» **Provided material**
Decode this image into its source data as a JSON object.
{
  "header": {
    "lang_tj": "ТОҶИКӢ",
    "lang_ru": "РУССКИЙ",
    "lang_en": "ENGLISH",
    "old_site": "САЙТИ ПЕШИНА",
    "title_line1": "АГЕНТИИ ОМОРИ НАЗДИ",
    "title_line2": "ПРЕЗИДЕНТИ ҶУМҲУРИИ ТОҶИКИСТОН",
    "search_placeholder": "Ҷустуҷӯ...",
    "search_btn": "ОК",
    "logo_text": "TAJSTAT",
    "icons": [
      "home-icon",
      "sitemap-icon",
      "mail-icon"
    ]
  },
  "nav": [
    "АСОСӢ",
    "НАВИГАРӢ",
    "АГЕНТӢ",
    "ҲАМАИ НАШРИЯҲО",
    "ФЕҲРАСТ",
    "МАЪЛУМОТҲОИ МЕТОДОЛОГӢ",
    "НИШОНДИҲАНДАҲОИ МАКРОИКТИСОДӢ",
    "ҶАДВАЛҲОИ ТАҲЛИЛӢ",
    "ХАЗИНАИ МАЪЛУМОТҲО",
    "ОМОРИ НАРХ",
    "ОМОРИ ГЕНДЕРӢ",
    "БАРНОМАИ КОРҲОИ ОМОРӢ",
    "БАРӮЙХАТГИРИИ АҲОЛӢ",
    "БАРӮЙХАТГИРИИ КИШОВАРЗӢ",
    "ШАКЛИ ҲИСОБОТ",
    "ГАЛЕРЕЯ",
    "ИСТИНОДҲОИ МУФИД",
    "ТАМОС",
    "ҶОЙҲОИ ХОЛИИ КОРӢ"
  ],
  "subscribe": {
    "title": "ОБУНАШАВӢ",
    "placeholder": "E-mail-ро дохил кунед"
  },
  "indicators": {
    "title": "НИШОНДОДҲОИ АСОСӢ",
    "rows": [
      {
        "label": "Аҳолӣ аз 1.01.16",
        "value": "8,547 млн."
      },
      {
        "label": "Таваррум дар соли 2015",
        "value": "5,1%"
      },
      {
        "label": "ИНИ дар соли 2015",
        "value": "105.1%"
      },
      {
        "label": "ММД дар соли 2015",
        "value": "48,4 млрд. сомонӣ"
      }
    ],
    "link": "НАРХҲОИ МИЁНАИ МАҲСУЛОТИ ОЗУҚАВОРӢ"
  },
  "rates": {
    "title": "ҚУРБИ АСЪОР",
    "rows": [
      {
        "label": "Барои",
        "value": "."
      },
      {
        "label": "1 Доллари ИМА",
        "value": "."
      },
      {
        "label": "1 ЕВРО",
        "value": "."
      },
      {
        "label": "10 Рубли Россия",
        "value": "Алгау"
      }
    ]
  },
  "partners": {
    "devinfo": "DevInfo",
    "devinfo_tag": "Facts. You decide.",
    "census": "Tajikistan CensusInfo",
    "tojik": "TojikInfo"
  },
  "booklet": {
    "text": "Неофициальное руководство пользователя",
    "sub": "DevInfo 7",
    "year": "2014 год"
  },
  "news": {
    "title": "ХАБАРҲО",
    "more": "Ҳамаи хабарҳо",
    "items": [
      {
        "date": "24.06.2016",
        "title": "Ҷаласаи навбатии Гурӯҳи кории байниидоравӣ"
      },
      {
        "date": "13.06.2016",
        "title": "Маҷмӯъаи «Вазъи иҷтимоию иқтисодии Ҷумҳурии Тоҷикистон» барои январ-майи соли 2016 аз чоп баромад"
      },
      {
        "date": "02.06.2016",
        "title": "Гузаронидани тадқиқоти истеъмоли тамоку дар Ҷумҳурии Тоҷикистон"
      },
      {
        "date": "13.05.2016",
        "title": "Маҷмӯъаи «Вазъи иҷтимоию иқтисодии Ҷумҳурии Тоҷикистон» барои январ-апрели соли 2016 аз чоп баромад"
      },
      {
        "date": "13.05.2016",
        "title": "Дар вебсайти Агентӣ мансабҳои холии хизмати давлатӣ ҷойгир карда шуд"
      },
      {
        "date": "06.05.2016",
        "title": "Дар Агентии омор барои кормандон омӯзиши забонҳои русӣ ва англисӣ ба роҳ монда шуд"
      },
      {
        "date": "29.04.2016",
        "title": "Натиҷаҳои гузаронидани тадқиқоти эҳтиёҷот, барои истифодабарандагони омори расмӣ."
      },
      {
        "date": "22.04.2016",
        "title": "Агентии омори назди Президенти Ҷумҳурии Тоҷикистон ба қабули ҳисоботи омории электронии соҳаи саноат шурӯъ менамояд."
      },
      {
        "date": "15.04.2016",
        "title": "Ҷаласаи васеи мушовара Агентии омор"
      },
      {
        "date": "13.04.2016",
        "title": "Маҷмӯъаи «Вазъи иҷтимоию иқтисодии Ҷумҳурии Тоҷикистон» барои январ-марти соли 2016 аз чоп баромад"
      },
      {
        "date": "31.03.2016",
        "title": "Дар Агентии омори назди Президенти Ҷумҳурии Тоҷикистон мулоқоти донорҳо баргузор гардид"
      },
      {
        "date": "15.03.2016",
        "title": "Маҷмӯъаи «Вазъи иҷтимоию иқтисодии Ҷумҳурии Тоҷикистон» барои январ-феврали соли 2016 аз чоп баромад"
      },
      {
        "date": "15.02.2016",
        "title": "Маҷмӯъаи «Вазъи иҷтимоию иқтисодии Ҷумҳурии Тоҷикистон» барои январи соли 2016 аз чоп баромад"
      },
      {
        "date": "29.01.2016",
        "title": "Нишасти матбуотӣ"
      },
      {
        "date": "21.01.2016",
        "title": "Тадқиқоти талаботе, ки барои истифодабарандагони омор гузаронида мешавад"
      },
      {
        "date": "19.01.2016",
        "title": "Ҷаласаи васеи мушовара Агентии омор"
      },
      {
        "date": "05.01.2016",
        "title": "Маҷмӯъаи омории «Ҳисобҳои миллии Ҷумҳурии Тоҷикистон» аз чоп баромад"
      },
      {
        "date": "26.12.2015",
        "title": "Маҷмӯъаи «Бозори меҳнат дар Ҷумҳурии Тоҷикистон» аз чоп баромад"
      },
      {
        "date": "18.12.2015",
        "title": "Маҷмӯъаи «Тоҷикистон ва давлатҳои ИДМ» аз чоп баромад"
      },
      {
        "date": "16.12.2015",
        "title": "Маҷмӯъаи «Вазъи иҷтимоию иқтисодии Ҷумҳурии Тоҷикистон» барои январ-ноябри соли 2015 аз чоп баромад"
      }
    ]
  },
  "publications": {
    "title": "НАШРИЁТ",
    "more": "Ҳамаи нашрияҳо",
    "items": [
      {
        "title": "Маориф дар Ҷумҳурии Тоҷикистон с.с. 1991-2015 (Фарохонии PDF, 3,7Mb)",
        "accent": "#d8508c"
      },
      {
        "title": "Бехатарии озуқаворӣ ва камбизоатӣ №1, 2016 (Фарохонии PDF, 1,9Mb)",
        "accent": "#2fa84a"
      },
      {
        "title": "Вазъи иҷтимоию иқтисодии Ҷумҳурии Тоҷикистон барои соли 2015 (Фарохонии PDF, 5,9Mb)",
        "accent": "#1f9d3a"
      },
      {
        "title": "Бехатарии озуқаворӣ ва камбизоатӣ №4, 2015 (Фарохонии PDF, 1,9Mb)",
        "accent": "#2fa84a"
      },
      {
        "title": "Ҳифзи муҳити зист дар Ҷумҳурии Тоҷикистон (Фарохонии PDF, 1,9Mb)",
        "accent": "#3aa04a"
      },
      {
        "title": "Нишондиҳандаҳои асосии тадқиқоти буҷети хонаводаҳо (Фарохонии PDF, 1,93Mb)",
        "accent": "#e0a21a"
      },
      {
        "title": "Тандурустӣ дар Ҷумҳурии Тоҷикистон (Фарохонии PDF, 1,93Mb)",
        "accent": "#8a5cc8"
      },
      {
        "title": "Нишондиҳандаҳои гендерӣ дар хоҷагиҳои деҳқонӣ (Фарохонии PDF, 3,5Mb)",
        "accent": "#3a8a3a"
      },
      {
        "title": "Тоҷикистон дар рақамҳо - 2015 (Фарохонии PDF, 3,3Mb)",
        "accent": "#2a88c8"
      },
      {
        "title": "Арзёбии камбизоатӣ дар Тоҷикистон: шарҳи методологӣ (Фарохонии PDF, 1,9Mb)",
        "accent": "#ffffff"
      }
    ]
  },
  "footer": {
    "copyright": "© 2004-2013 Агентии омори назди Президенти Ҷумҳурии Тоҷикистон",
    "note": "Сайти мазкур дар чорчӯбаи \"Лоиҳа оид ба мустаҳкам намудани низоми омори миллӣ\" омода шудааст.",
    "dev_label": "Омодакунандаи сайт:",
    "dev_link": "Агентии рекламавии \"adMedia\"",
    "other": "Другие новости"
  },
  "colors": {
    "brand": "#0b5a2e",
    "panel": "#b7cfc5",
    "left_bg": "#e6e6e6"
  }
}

» **Your objective**
In the material above, show every line where the word "more" turns up.

» **Task response**
    "more": "Ҳамаи хабарҳо",
    "more": "Ҳамаи нашрияҳо",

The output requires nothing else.